-------- Entries shown --------

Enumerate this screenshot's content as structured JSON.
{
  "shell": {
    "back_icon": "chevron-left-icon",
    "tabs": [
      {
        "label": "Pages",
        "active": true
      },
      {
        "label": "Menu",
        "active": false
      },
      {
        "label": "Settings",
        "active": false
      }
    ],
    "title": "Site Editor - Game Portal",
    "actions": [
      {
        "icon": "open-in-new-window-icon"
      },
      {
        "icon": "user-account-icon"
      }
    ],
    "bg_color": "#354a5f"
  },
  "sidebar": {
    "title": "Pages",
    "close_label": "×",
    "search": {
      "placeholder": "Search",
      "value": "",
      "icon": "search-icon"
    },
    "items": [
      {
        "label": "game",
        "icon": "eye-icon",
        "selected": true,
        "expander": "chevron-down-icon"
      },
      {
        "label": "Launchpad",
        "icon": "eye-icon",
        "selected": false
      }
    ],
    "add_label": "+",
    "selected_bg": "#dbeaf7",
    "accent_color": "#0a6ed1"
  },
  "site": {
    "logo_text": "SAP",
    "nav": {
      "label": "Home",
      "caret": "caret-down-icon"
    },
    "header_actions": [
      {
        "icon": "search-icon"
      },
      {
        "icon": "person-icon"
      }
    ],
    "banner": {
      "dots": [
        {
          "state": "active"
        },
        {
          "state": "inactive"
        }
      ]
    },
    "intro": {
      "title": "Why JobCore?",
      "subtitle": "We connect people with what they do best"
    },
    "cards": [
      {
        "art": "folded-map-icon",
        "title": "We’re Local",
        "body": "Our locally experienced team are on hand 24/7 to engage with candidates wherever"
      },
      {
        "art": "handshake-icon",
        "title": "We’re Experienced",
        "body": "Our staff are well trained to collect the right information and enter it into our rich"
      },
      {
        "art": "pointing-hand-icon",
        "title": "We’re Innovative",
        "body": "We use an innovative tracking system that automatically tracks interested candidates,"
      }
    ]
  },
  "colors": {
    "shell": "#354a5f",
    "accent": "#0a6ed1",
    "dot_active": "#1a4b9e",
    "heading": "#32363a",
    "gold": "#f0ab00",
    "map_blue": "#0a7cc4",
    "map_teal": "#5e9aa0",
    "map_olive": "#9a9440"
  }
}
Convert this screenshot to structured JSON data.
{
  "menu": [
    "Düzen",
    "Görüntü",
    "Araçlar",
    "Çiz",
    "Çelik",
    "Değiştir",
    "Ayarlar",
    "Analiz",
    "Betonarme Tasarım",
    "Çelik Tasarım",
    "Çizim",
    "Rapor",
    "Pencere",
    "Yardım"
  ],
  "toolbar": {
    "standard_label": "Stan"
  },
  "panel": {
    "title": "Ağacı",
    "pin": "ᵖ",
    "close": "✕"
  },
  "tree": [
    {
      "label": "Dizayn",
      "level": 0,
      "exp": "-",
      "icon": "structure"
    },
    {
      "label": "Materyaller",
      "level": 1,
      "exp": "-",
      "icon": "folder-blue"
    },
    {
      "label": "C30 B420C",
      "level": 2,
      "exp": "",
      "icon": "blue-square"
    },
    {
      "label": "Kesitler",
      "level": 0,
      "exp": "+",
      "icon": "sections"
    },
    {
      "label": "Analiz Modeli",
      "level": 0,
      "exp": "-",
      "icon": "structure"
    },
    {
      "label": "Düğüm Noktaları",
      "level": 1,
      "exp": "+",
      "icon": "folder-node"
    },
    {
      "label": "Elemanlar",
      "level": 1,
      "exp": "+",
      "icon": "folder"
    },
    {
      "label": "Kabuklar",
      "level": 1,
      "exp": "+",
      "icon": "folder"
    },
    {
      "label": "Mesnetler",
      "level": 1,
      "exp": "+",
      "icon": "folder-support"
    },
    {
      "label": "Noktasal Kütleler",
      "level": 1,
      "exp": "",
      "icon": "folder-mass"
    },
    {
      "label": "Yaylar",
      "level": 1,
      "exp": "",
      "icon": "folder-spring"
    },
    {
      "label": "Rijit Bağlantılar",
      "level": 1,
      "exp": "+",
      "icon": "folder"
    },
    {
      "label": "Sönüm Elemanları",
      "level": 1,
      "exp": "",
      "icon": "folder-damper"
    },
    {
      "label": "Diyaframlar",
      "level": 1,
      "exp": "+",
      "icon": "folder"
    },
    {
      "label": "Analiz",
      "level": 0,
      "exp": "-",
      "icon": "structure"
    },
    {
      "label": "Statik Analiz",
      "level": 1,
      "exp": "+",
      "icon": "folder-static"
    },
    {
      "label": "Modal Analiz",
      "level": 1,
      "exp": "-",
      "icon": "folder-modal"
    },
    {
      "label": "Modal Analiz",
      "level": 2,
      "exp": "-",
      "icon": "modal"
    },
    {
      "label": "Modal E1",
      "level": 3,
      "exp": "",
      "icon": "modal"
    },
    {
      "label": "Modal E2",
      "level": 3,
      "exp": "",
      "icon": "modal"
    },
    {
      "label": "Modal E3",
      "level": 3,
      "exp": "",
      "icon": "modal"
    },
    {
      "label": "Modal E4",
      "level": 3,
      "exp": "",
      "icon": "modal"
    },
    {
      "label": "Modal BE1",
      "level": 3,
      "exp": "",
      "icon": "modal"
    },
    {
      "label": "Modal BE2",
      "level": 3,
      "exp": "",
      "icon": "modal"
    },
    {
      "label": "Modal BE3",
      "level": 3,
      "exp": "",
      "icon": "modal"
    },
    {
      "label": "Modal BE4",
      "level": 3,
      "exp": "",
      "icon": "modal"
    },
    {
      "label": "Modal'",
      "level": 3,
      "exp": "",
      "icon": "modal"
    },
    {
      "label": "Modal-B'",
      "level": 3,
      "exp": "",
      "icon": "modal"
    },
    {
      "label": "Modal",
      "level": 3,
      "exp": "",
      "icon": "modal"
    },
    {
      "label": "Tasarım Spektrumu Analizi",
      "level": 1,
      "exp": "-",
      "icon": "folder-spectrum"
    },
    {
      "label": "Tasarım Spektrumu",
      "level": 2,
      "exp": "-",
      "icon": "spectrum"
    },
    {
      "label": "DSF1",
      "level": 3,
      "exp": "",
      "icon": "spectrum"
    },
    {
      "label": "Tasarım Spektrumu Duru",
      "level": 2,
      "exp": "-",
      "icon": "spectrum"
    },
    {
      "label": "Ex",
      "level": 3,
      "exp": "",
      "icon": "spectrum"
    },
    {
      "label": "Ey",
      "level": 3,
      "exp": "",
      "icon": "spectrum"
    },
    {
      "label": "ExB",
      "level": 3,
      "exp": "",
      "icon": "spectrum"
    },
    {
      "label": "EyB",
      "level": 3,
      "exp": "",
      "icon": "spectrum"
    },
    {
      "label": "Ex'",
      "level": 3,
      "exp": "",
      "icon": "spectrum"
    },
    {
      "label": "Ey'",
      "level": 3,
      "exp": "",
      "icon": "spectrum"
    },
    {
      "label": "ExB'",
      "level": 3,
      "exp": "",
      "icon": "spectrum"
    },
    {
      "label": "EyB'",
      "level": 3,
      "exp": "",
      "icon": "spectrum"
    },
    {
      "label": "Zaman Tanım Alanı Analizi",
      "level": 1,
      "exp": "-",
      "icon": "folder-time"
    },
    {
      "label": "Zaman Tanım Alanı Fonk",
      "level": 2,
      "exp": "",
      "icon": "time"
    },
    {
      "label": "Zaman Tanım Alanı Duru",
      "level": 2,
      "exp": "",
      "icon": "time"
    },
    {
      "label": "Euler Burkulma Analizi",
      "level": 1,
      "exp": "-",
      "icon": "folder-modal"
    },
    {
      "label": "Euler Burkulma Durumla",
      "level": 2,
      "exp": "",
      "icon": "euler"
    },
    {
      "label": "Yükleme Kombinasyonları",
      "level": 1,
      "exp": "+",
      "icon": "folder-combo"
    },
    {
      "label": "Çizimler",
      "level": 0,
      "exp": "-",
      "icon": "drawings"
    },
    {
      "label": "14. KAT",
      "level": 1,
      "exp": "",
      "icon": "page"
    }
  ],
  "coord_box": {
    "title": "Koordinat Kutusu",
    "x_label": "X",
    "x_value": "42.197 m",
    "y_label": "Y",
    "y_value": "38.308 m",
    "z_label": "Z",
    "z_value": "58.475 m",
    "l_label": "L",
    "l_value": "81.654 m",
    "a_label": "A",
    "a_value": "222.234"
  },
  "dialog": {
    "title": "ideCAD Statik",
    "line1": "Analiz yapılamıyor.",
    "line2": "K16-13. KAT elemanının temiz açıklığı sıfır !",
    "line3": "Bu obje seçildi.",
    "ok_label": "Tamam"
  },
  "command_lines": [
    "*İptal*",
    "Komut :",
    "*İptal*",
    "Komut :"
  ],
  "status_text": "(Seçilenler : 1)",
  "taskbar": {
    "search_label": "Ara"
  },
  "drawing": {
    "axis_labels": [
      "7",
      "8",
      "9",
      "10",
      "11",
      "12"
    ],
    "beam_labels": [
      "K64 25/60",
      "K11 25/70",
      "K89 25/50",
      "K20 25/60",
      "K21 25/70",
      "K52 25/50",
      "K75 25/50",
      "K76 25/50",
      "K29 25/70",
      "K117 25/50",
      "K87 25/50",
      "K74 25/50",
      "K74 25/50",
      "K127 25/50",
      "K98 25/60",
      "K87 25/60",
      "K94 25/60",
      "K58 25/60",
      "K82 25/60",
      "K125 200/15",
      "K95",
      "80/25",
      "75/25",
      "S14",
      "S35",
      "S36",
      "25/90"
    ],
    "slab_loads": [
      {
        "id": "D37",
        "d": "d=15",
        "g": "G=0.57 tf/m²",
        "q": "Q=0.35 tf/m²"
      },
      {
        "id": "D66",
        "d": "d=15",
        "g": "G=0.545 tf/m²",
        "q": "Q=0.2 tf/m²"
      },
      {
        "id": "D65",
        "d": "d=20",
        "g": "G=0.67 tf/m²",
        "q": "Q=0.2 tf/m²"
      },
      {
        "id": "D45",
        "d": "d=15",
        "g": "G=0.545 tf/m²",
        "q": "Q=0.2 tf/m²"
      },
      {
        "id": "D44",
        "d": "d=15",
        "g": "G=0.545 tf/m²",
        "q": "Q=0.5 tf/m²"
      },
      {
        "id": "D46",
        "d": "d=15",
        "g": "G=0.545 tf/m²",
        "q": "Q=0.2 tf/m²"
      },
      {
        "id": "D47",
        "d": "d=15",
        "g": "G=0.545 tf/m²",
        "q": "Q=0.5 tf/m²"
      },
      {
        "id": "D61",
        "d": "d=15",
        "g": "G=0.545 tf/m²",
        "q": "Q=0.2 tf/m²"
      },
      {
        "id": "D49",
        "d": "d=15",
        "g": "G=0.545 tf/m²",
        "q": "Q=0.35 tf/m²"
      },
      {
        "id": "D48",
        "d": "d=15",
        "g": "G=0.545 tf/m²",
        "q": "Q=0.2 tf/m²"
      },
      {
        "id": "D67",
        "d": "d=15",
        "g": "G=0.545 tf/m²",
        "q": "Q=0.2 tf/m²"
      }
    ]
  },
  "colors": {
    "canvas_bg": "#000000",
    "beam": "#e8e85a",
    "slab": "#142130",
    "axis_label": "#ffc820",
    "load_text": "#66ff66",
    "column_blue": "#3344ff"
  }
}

--------

*The exercise:* Every line holding "JSON" should be copied out.

*Response to the task:*
Enumerate this screenshot's content as structured JSON.
Convert this screenshot to structured JSON data.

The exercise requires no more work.